◆ Prompt ◆
Set down the full listing exactly as given. Any pictures are to be left out.

◆ Data to use ◆
============

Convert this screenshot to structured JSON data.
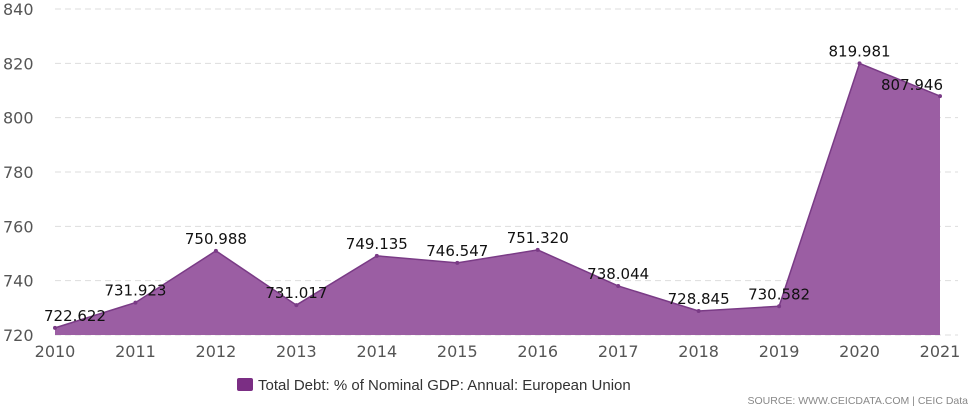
{
  "chart_data": {
    "type": "area",
    "x": [
      "2010",
      "2011",
      "2012",
      "2013",
      "2014",
      "2015",
      "2016",
      "2017",
      "2018",
      "2019",
      "2020",
      "2021"
    ],
    "series": [
      {
        "name": "Total Debt: % of Nominal GDP: Annual: European Union",
        "values": [
          722.622,
          731.923,
          750.988,
          731.017,
          749.135,
          746.547,
          751.32,
          738.044,
          728.845,
          730.582,
          819.981,
          807.946
        ],
        "labels": [
          "722.622",
          "731.923",
          "750.988",
          "731.017",
          "749.135",
          "746.547",
          "751.320",
          "738.044",
          "728.845",
          "730.582",
          "819.981",
          "807.946"
        ]
      }
    ],
    "y_ticks": [
      "720",
      "740",
      "760",
      "780",
      "800",
      "820",
      "840"
    ],
    "ylim": [
      720,
      840
    ],
    "grid": "horizontal dashed",
    "legend": "bottom-center",
    "colors": {
      "area": "#9b5ea3",
      "line": "#7a3b86",
      "legend_swatch": "#7b2e84",
      "grid": "#dddddd"
    }
  },
  "source": "SOURCE: WWW.CEICDATA.COM | CEIC Data"
}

============

◆ Response ◆
Convert this screenshot to structured JSON data.
{
  "chart_data": {
    "type": "area",
    "x": [
      "2010",
      "2011",
      "2012",
      "2013",
      "2014",
      "2015",
      "2016",
      "2017",
      "2018",
      "2019",
      "2020",
      "2021"
    ],
    "series": [
      {
        "name": "Total Debt: % of Nominal GDP: Annual: European Union",
        "values": [
          722.622,
          731.923,
          750.988,
          731.017,
          749.135,
          746.547,
          751.32,
          738.044,
          728.845,
          730.582,
          819.981,
          807.946
        ],
        "labels": [
          "722.622",
          "731.923",
          "750.988",
          "731.017",
          "749.135",
          "746.547",
          "751.320",
          "738.044",
          "728.845",
          "730.582",
          "819.981",
          "807.946"
        ]
      }
    ],
    "y_ticks": [
      "720",
      "740",
      "760",
      "780",
      "800",
      "820",
      "840"
    ],
    "ylim": [
      720,
      840
    ],
    "grid": "horizontal dashed",
    "legend": "bottom-center",
    "colors": {
      "area": "#9b5ea3",
      "line": "#7a3b86",
      "legend_swatch": "#7b2e84",
      "grid": "#dddddd"
    }
  },
  "source": "SOURCE: WWW.CEICDATA.COM | CEIC Data"
}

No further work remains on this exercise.